# [TASK TO COMPLETE]
Whenever the word "document" turns up in a line below, that line should be copied.

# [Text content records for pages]

********************

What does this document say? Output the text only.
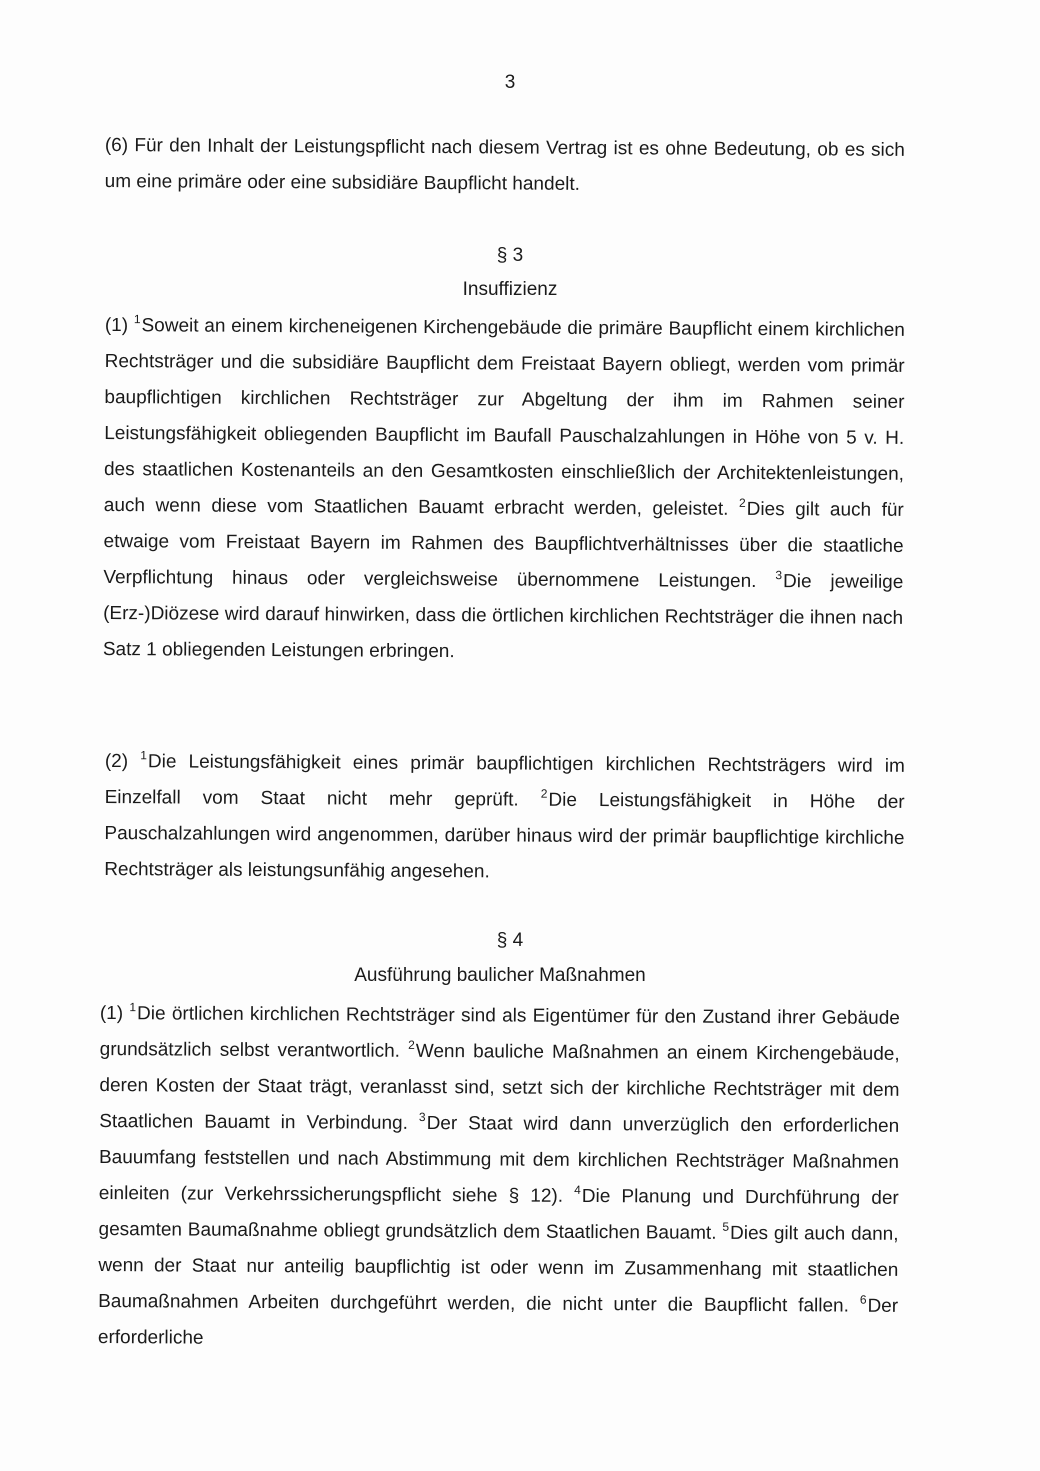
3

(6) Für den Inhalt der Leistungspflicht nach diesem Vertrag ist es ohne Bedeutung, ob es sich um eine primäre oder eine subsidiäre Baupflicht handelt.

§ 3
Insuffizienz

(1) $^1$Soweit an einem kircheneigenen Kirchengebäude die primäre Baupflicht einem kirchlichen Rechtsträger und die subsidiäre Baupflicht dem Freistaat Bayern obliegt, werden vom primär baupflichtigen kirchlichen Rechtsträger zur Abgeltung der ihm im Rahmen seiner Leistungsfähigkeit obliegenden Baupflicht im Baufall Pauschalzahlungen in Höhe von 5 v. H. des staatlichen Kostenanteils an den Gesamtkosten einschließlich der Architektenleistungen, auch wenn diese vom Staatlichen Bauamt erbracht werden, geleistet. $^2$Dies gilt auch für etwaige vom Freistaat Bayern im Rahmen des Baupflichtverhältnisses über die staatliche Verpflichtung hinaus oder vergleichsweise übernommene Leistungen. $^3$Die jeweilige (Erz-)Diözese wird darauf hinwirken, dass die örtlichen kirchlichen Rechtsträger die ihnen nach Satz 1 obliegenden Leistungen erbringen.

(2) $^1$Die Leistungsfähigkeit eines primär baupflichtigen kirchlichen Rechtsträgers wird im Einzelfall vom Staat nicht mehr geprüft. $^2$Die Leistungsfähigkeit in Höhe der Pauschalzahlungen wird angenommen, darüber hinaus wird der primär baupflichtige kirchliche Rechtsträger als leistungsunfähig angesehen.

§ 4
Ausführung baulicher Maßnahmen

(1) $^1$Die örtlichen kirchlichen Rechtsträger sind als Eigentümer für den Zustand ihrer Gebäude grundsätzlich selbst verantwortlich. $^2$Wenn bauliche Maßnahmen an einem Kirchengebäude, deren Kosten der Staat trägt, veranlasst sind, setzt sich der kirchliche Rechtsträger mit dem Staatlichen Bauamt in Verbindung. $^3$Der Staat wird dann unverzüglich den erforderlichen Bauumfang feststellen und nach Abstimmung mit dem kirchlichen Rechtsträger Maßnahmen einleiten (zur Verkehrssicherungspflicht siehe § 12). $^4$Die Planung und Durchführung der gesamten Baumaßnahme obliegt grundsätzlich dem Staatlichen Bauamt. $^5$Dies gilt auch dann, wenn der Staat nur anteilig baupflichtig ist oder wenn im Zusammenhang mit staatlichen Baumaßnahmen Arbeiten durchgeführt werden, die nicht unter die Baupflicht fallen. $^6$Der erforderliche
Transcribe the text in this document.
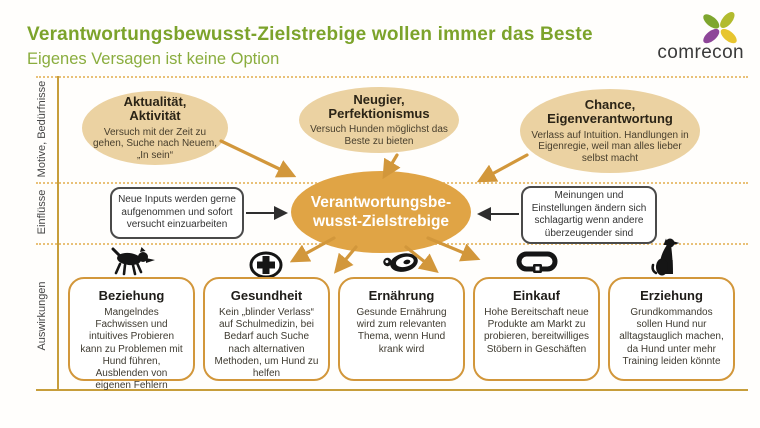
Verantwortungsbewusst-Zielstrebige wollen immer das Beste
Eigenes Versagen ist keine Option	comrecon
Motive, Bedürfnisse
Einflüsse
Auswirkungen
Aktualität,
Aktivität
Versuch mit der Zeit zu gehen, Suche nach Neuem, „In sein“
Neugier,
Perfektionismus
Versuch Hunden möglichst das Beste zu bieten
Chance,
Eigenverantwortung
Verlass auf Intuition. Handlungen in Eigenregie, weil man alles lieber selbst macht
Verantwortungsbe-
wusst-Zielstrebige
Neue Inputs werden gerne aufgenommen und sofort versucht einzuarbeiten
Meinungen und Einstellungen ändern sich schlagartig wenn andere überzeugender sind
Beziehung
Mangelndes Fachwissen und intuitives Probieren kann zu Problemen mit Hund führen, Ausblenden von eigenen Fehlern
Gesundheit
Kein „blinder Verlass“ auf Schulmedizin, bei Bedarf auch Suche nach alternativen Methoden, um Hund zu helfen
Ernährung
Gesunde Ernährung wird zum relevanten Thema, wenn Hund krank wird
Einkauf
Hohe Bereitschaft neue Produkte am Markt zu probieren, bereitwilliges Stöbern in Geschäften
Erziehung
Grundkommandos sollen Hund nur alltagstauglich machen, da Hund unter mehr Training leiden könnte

********************

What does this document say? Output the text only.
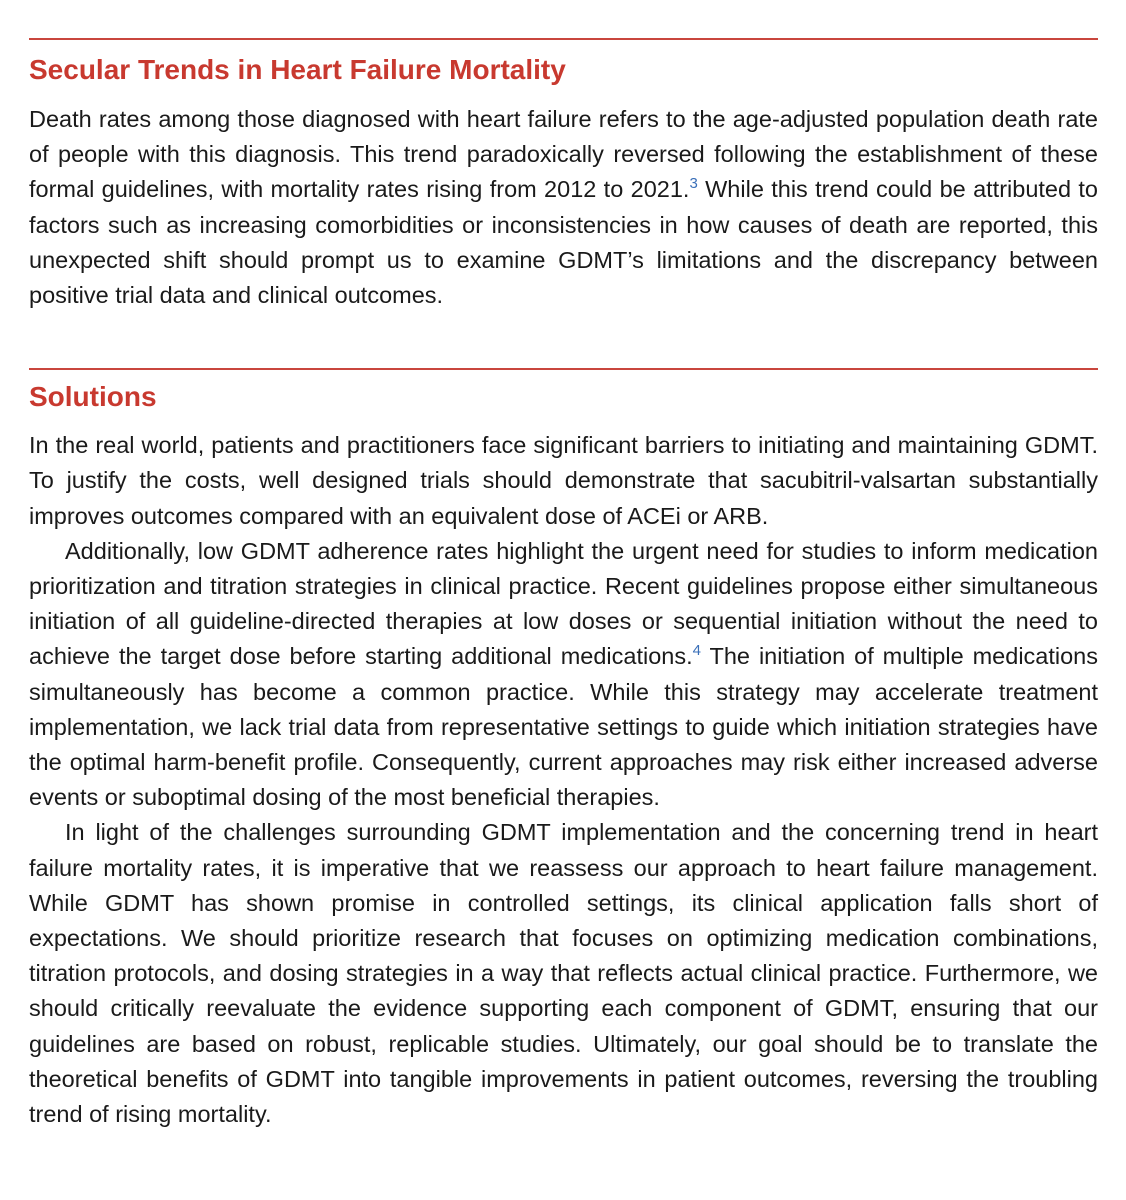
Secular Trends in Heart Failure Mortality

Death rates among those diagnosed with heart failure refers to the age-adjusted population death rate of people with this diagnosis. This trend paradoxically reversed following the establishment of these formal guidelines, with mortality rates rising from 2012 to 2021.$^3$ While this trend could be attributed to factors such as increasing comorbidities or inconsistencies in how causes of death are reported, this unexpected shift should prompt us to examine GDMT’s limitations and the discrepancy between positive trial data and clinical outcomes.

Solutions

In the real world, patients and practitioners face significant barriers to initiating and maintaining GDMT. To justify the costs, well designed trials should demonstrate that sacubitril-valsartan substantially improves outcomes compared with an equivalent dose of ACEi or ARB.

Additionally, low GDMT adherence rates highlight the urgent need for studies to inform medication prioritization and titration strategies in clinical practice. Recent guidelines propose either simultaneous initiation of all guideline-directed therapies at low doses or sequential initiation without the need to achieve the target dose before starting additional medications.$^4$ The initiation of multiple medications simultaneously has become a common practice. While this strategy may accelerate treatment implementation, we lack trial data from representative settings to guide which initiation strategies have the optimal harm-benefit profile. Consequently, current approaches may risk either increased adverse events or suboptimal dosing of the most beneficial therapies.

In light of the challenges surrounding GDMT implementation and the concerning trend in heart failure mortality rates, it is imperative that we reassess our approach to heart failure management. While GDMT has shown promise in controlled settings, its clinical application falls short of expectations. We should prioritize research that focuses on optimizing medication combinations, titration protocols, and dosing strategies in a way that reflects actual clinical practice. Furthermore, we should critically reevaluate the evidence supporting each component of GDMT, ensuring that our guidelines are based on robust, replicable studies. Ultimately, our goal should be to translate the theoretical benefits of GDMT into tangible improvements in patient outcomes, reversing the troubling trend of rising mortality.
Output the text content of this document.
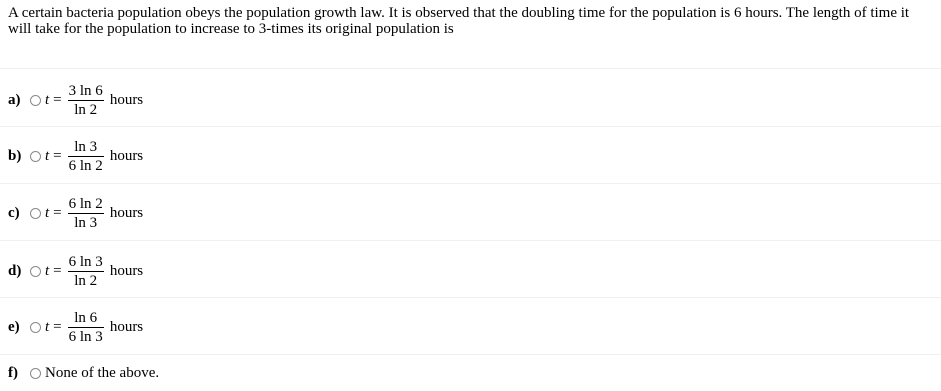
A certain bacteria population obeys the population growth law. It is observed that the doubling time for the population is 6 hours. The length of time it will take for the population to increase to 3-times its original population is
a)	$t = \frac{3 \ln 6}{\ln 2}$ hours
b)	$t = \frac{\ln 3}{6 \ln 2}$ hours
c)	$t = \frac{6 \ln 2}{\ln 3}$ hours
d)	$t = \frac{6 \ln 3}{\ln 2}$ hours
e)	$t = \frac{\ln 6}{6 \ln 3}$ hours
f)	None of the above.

********************

# [EXERCISE OUTPUT]
What does this document say? Output the text only.
Transcribe the text in this document.
What does this document say? Output the text only.
Output the text content of this document.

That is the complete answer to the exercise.